[Begin]

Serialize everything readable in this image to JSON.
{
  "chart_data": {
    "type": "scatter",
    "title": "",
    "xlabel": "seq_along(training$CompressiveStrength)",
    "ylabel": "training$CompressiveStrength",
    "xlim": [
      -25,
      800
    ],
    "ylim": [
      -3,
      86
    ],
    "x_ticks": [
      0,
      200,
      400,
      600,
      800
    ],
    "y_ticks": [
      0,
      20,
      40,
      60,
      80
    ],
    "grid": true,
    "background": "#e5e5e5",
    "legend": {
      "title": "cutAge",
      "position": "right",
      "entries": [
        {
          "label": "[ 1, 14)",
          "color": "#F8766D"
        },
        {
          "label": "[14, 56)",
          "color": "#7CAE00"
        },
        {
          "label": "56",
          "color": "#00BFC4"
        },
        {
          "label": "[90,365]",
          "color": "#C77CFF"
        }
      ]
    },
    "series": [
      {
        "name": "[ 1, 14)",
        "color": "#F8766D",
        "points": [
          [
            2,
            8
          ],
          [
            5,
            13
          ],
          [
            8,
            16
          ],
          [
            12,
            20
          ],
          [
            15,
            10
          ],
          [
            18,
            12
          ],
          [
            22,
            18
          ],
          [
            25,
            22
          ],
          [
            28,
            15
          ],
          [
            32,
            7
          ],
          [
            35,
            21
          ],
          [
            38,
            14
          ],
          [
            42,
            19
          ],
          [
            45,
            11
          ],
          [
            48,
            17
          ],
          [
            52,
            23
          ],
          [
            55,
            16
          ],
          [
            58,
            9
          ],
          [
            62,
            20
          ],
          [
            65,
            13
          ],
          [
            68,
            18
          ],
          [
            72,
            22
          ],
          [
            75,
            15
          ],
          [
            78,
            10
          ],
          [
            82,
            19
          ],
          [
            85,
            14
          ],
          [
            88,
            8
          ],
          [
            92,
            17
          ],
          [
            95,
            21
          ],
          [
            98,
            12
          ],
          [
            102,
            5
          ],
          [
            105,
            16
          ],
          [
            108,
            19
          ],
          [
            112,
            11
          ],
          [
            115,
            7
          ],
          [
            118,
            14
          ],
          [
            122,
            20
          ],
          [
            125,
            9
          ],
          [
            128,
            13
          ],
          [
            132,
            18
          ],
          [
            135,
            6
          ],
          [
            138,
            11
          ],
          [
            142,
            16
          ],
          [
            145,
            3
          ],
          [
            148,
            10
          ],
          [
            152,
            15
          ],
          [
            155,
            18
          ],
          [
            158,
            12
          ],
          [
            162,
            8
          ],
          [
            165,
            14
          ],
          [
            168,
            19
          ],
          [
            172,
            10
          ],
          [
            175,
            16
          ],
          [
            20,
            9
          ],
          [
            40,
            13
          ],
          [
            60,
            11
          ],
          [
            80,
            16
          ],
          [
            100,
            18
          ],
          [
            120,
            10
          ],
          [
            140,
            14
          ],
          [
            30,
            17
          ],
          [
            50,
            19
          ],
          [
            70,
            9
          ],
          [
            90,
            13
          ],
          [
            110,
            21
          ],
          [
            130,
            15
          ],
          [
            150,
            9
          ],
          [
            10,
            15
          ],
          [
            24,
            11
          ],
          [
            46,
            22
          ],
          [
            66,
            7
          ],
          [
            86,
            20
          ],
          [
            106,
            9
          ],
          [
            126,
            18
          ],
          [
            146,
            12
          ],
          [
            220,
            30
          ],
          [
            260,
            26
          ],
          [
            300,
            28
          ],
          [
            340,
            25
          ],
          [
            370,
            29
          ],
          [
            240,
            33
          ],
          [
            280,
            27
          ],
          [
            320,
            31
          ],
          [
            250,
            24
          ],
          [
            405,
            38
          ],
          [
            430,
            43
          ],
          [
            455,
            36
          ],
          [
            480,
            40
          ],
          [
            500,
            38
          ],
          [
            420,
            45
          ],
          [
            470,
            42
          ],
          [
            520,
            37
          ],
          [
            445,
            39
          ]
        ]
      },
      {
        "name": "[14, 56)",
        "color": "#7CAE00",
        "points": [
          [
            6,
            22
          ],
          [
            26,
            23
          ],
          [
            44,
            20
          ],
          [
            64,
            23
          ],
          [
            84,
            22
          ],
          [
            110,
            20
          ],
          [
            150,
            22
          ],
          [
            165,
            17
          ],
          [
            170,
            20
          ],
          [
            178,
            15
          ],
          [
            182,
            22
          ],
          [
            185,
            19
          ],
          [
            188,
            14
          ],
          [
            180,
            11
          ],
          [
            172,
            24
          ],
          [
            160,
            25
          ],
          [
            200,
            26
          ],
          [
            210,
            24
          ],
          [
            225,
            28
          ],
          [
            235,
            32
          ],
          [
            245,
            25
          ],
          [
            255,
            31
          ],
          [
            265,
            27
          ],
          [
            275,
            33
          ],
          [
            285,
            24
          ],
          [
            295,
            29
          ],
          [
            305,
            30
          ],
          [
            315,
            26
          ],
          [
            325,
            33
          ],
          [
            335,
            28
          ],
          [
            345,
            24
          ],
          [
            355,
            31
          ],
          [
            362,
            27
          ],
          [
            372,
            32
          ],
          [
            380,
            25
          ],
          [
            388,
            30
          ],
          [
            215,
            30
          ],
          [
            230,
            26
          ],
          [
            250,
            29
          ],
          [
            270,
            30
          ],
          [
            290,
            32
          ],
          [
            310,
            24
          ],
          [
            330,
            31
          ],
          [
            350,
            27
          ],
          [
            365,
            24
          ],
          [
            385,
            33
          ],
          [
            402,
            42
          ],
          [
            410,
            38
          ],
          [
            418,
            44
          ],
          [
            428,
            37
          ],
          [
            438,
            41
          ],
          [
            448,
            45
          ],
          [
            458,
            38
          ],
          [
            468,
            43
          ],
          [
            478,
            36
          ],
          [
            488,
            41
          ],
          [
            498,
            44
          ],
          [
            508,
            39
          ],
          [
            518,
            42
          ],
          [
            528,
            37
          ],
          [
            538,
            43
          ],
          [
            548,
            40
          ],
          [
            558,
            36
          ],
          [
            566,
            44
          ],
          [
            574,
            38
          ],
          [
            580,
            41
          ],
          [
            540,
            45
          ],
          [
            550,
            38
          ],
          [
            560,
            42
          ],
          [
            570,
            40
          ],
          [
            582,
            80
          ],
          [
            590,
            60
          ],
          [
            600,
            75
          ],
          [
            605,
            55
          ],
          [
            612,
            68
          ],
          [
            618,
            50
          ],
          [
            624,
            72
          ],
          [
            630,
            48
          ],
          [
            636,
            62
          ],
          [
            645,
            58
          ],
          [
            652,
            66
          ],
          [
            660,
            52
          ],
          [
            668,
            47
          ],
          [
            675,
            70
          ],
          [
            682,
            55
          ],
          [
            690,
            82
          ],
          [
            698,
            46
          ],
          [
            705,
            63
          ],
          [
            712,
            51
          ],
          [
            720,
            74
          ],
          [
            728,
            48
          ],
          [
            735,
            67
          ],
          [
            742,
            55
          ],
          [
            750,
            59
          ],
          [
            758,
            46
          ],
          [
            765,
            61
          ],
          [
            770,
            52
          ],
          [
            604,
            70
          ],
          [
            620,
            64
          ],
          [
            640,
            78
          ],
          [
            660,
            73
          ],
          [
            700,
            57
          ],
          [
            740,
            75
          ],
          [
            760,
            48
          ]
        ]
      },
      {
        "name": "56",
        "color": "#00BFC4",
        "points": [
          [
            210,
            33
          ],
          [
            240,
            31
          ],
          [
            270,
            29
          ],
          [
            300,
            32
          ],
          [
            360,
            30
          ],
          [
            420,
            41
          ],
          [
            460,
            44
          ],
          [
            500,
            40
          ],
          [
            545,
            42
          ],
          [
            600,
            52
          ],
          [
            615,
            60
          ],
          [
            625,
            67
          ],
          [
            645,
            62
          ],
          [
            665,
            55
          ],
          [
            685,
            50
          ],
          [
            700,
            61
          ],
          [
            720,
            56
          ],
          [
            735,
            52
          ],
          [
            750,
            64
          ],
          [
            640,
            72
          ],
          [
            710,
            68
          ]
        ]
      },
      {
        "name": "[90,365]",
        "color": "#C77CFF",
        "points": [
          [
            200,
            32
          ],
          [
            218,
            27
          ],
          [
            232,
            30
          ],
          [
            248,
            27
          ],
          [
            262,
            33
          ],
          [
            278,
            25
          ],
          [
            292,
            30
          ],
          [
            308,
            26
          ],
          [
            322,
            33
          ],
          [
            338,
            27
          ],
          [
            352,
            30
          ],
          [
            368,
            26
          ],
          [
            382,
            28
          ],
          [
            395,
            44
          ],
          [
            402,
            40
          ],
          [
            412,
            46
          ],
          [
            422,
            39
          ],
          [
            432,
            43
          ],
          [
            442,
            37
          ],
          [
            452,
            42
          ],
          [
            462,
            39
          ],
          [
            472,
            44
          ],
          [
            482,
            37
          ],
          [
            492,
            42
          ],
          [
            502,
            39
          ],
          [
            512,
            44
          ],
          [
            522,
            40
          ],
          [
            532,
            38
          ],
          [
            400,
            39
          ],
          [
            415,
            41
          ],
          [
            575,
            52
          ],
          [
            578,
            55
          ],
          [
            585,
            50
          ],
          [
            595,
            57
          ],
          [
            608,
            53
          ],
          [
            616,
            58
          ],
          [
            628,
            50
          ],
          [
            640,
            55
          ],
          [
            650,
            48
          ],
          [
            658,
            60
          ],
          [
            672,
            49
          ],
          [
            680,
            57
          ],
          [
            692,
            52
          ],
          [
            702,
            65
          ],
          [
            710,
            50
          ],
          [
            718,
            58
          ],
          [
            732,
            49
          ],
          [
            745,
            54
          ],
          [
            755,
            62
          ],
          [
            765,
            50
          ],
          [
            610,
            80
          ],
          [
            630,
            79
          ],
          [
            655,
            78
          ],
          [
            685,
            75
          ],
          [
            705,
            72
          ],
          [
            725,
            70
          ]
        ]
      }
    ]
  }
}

[End]

• [Task brief]
Filter the entries down to the lines with the word "training" in them.

• [Result of this task]
    "xlabel": "seq_along(training$CompressiveStrength)",
    "ylabel": "training$CompressiveStrength",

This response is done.